Output a single figure: the number of lines in which the word "Luna" appears.

# Data rows
-------
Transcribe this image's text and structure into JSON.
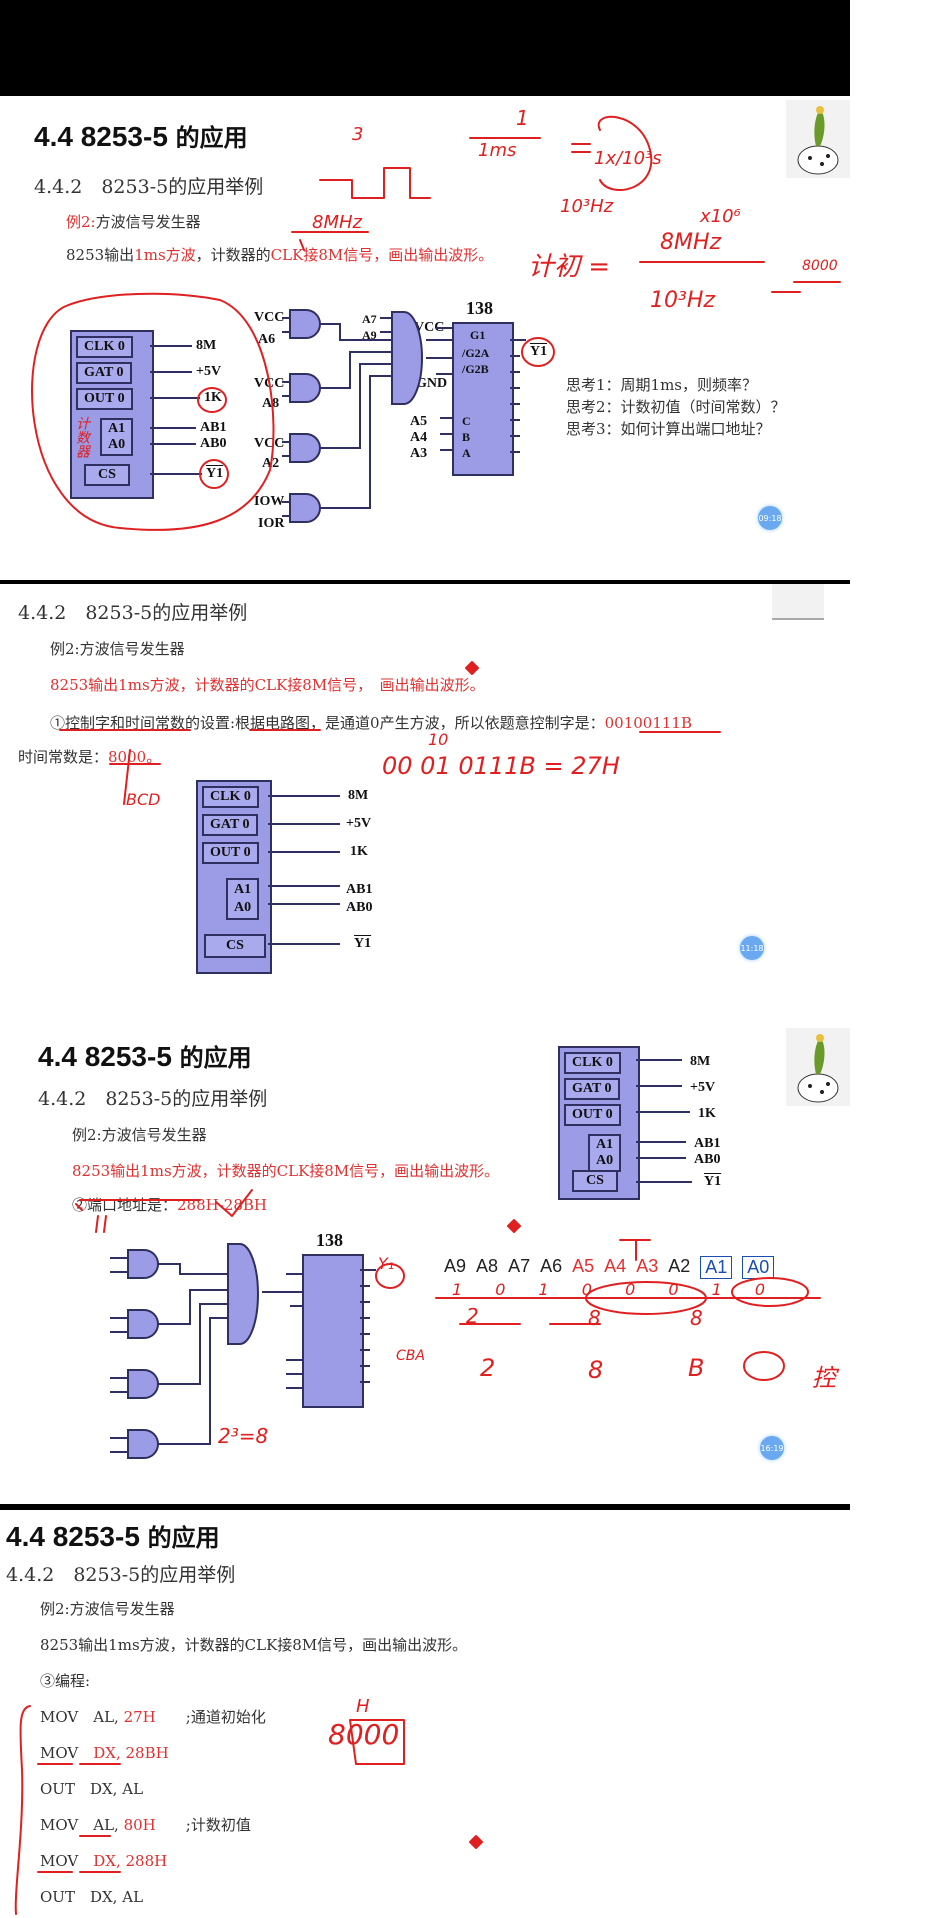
{
  "slide1": {
    "title_num": "4.4 8253-5",
    "title_cn": "的应用",
    "subtitle": "4.4.2　8253-5的应用举例",
    "example_prefix": "例2:",
    "example_title": "方波信号发生器",
    "task_a": "8253输出",
    "task_b": "1ms方波",
    "task_c": "，计数器的",
    "task_d": "CLK接8M信号",
    "task_e": "，画出输出波形。",
    "chip_pins": {
      "clk": "CLK 0",
      "gat": "GAT 0",
      "out": "OUT 0",
      "a1": "A1",
      "a0": "A0",
      "cs": "CS"
    },
    "chip_signals": {
      "clk": "8M",
      "gat": "+5V",
      "out": "1K",
      "a1": "AB1",
      "a0": "AB0",
      "cs": "Y1"
    },
    "decoder_label": "138",
    "decoder_pins": {
      "g1": "G1",
      "g2a": "/G2A",
      "g2b": "/G2B",
      "c": "C",
      "b": "B",
      "a": "A"
    },
    "gate_labels": {
      "vcc1": "VCC",
      "a6": "A6",
      "vcc2": "VCC",
      "a8": "A8",
      "vcc3": "VCC",
      "a2": "A2",
      "iow": "IOW",
      "ior": "IOR",
      "a7": "A7",
      "a9": "A9",
      "vcc4": "VCC",
      "gnd": "GND",
      "a5": "A5",
      "a4": "A4",
      "a3": "A3",
      "y1": "Y1"
    },
    "questions": [
      "思考1：周期1ms，则频率？",
      "思考2：计数初值（时间常数）？",
      "思考3：如何计算出端口地址？"
    ],
    "timestamp": "09:18",
    "handwriting": {
      "three": "3",
      "one": "1",
      "ims": "1ms",
      "frac": "1x/10³s",
      "hz": "10³Hz",
      "mhz": "8MHz",
      "x106": "x10⁶",
      "count": "计初 =",
      "eight_mhz": "8MHz",
      "ten3hz": "10³Hz",
      "eight_thousand": "8000",
      "counter_note": "计数器"
    }
  },
  "slide2": {
    "subtitle": "4.4.2　8253-5的应用举例",
    "example": "例2:方波信号发生器",
    "task": "8253输出1ms方波，计数器的CLK接8M信号，　画出输出波形。",
    "step1_a": "①控制字和时间常数的设置:根据电路图，是通道0产生方波，所以依题意控制字是：",
    "step1_ctrl": "00100111B",
    "step1_const_label": "时间常数是：",
    "step1_const": "8000",
    "step1_const_tail": "。",
    "chip_pins": {
      "clk": "CLK 0",
      "gat": "GAT 0",
      "out": "OUT 0",
      "a1": "A1",
      "a0": "A0",
      "cs": "CS"
    },
    "chip_signals": {
      "clk": "8M",
      "gat": "+5V",
      "out": "1K",
      "a1": "AB1",
      "a0": "AB0",
      "cs": "Y1"
    },
    "timestamp": "11:18",
    "handwriting": {
      "ten": "10",
      "binary": "00 01 0111B = 27H",
      "bcd": "BCD"
    }
  },
  "slide3": {
    "title_num": "4.4 8253-5",
    "title_cn": "的应用",
    "subtitle": "4.4.2　8253-5的应用举例",
    "example": "例2:方波信号发生器",
    "task": "8253输出1ms方波，计数器的CLK接8M信号，画出输出波形。",
    "step2_label": "②端口地址是：",
    "step2_value": "288H-28BH",
    "address_bits": [
      {
        "name": "A9",
        "color": "#222"
      },
      {
        "name": "A8",
        "color": "#222"
      },
      {
        "name": "A7",
        "color": "#222"
      },
      {
        "name": "A6",
        "color": "#222"
      },
      {
        "name": "A5",
        "color": "#e03030"
      },
      {
        "name": "A4",
        "color": "#e03030"
      },
      {
        "name": "A3",
        "color": "#e03030"
      },
      {
        "name": "A2",
        "color": "#222"
      },
      {
        "name": "A1",
        "color": "#1a4fb0"
      },
      {
        "name": "A0",
        "color": "#1a4fb0"
      }
    ],
    "chip_pins": {
      "clk": "CLK 0",
      "gat": "GAT 0",
      "out": "OUT 0",
      "a1": "A1",
      "a0": "A0",
      "cs": "CS"
    },
    "chip_signals": {
      "clk": "8M",
      "gat": "+5V",
      "out": "1K",
      "a1": "AB1",
      "a0": "AB0",
      "cs": "Y1"
    },
    "decoder_label": "138",
    "timestamp": "16:19",
    "handwriting": {
      "bits": "1 0 1 0 0 0 1 0",
      "two": "2",
      "eight1": "8",
      "eight2": "8",
      "tail": "0 0 0",
      "h1": "2",
      "h2": "8",
      "h3": "B",
      "kong": "控",
      "pow": "2³=8",
      "cba": "CBA",
      "y1": "Y₁"
    }
  },
  "slide4": {
    "title_num": "4.4 8253-5",
    "title_cn": "的应用",
    "subtitle": "4.4.2　8253-5的应用举例",
    "example": "例2:方波信号发生器",
    "task": "8253输出1ms方波，计数器的CLK接8M信号，画出输出波形。",
    "step3": "③编程:",
    "code": [
      {
        "op": "MOV",
        "arg1": "AL,",
        "arg2": "27H",
        "comment": ";通道初始化"
      },
      {
        "op": "MOV",
        "arg1": "DX,",
        "arg2": "28BH",
        "comment": ""
      },
      {
        "op": "OUT",
        "arg1": "DX,",
        "arg2": "AL",
        "comment": ""
      },
      {
        "op": "MOV",
        "arg1": "AL,",
        "arg2": "80H",
        "comment": ";计数初值"
      },
      {
        "op": "MOV",
        "arg1": "DX,",
        "arg2": "288H",
        "comment": ""
      },
      {
        "op": "OUT",
        "arg1": "DX,",
        "arg2": "AL",
        "comment": ""
      }
    ],
    "handwriting": {
      "h": "H",
      "val": "8000"
    }
  }
}
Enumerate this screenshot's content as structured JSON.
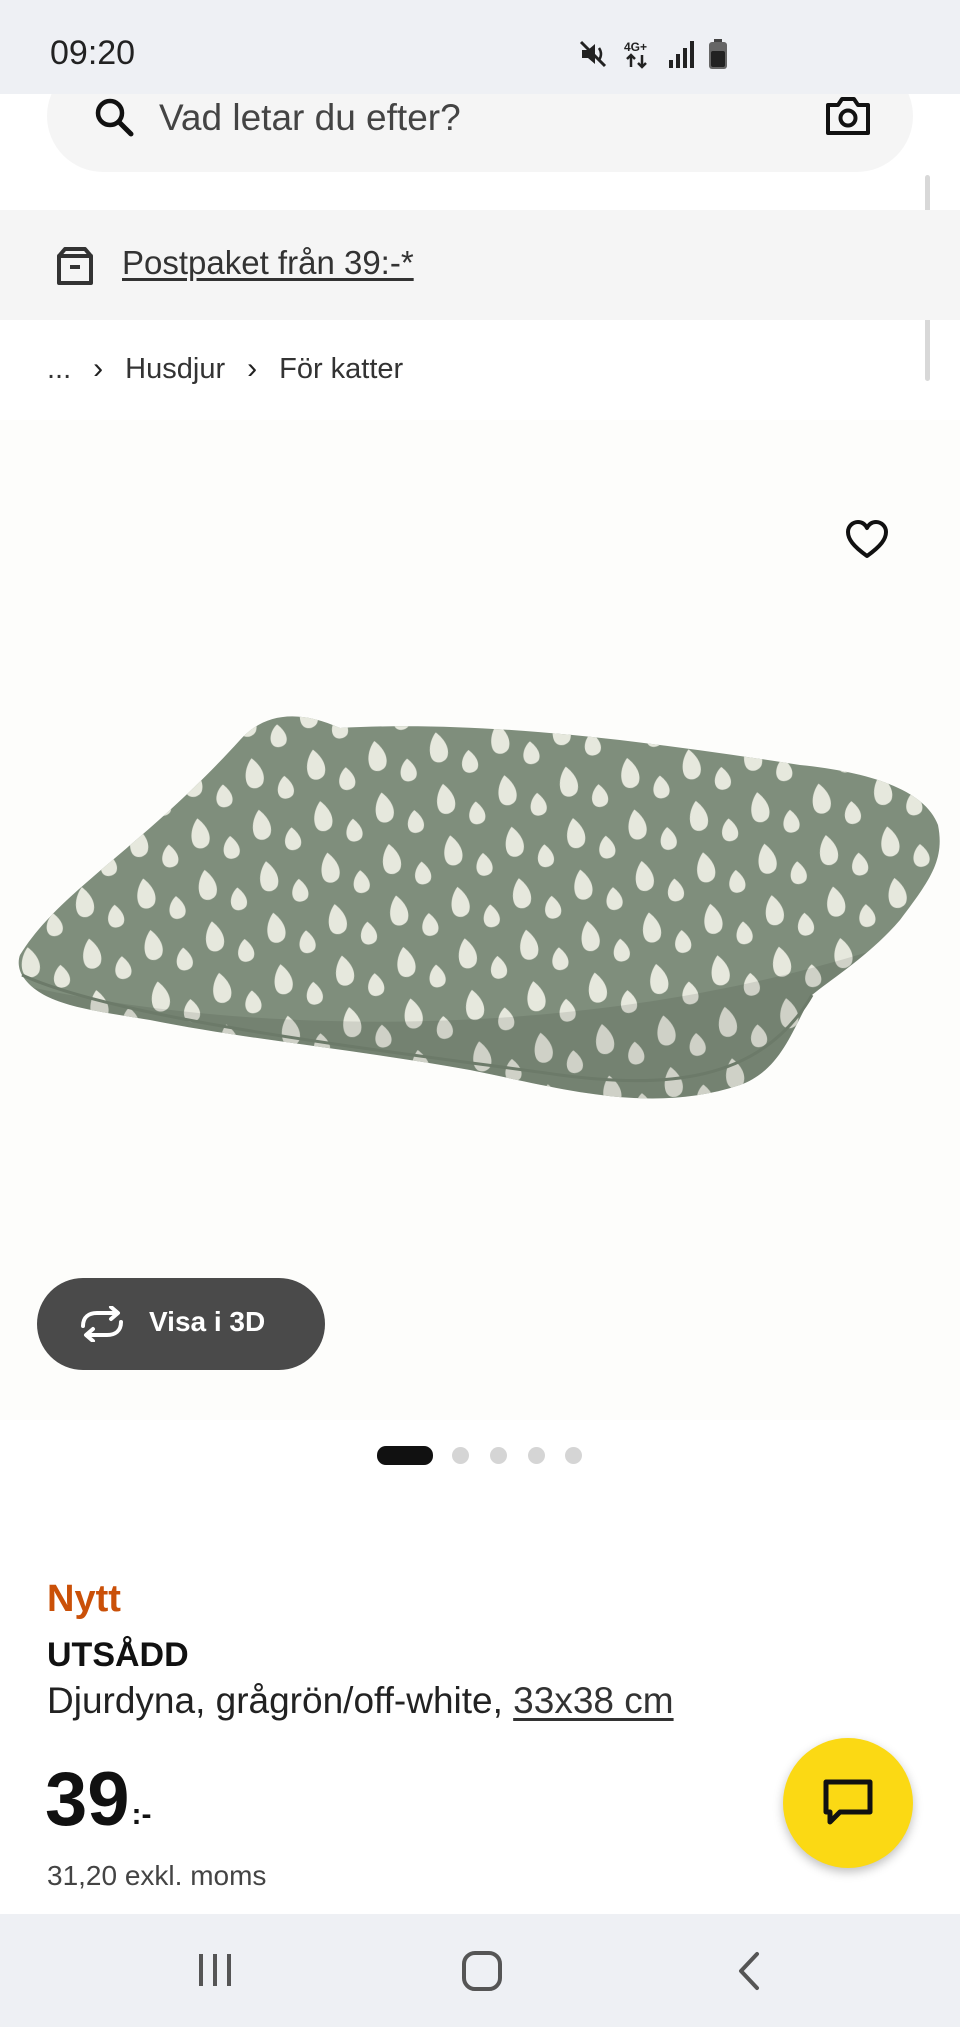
{
  "status_bar": {
    "time": "09:20",
    "icons": [
      "mute-icon",
      "4g-icon",
      "signal-icon",
      "battery-icon"
    ],
    "network_label": "4G+"
  },
  "search": {
    "placeholder": "Vad letar du efter?",
    "icons": [
      "search-icon",
      "camera-icon"
    ]
  },
  "promo": {
    "icon": "parcel-icon",
    "link_text": "Postpaket från 39:-*"
  },
  "breadcrumb": {
    "items": [
      "...",
      "Husdjur",
      "För katter"
    ]
  },
  "gallery": {
    "image_count": 5,
    "active_index": 0,
    "wishlist_icon": "heart-icon",
    "view3d_label": "Visa i 3D"
  },
  "product": {
    "badge": "Nytt",
    "name": "UTSÅDD",
    "description": "Djurdyna, grågrön/off-white,",
    "size": "33x38 cm",
    "price_integer": "39",
    "price_suffix": ":-",
    "price_excl": "31,20 exkl. moms"
  },
  "chat": {
    "icon": "chat-icon"
  },
  "colors": {
    "badge_color": "#ca5008",
    "chat_button": "#fbd914",
    "cushion_green": "#7f8e7c",
    "cushion_dots": "#e6e8dd"
  }
}
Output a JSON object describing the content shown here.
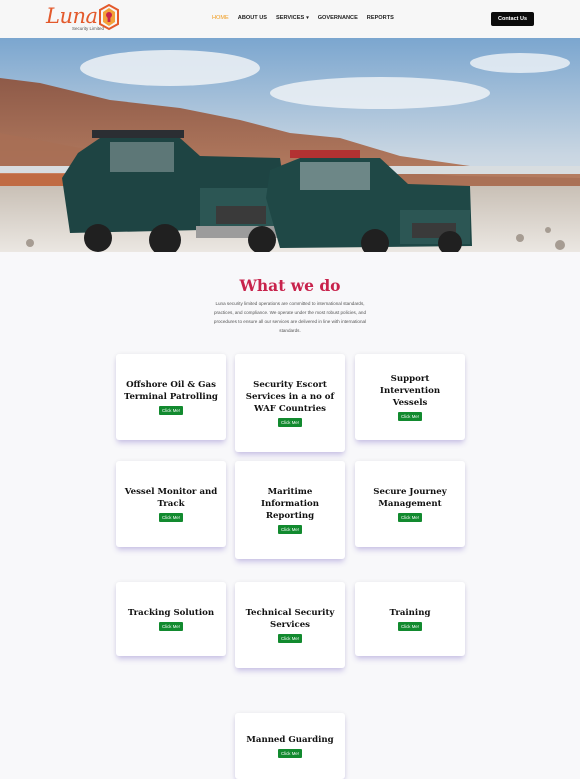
{
  "header": {
    "logo_text": "Luna",
    "logo_sub": "Security Limited",
    "nav": [
      {
        "label": "HOME",
        "active": true
      },
      {
        "label": "ABOUT US"
      },
      {
        "label": "SERVICES",
        "caret": "▾"
      },
      {
        "label": "GOVERNANCE"
      },
      {
        "label": "REPORTS"
      }
    ],
    "contact_label": "Contact Us"
  },
  "colors": {
    "accent": "#f09a1a",
    "title": "#c8234c",
    "button_green": "#128a2f",
    "logo": "#e35a2c"
  },
  "hero": {
    "icon": "desert-landcruisers-photo"
  },
  "section": {
    "title": "What we do",
    "description": "Luna security limited operations are committed to international standards, practices, and compliance. We operate under the most robust policies, and procedures to ensure all our services are delivered in line with international standards."
  },
  "services": [
    {
      "title": "Offshore Oil & Gas Terminal Patrolling",
      "button": "Click Me!"
    },
    {
      "title": "Security Escort Services in a no of WAF Countries",
      "button": "Click Me!"
    },
    {
      "title": "Support Intervention Vessels",
      "button": "Click Me!"
    },
    {
      "title": "Vessel Monitor and Track",
      "button": "Click Me!"
    },
    {
      "title": "Maritime Information Reporting",
      "button": "Click Me!"
    },
    {
      "title": "Secure Journey Management",
      "button": "Click Me!"
    },
    {
      "title": "Tracking Solution",
      "button": "Click Me!"
    },
    {
      "title": "Technical Security Services",
      "button": "Click Me!"
    },
    {
      "title": "Training",
      "button": "Click Me!"
    },
    {
      "title": "Manned Guarding",
      "button": "Click Me!"
    }
  ]
}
-------
# Reply
2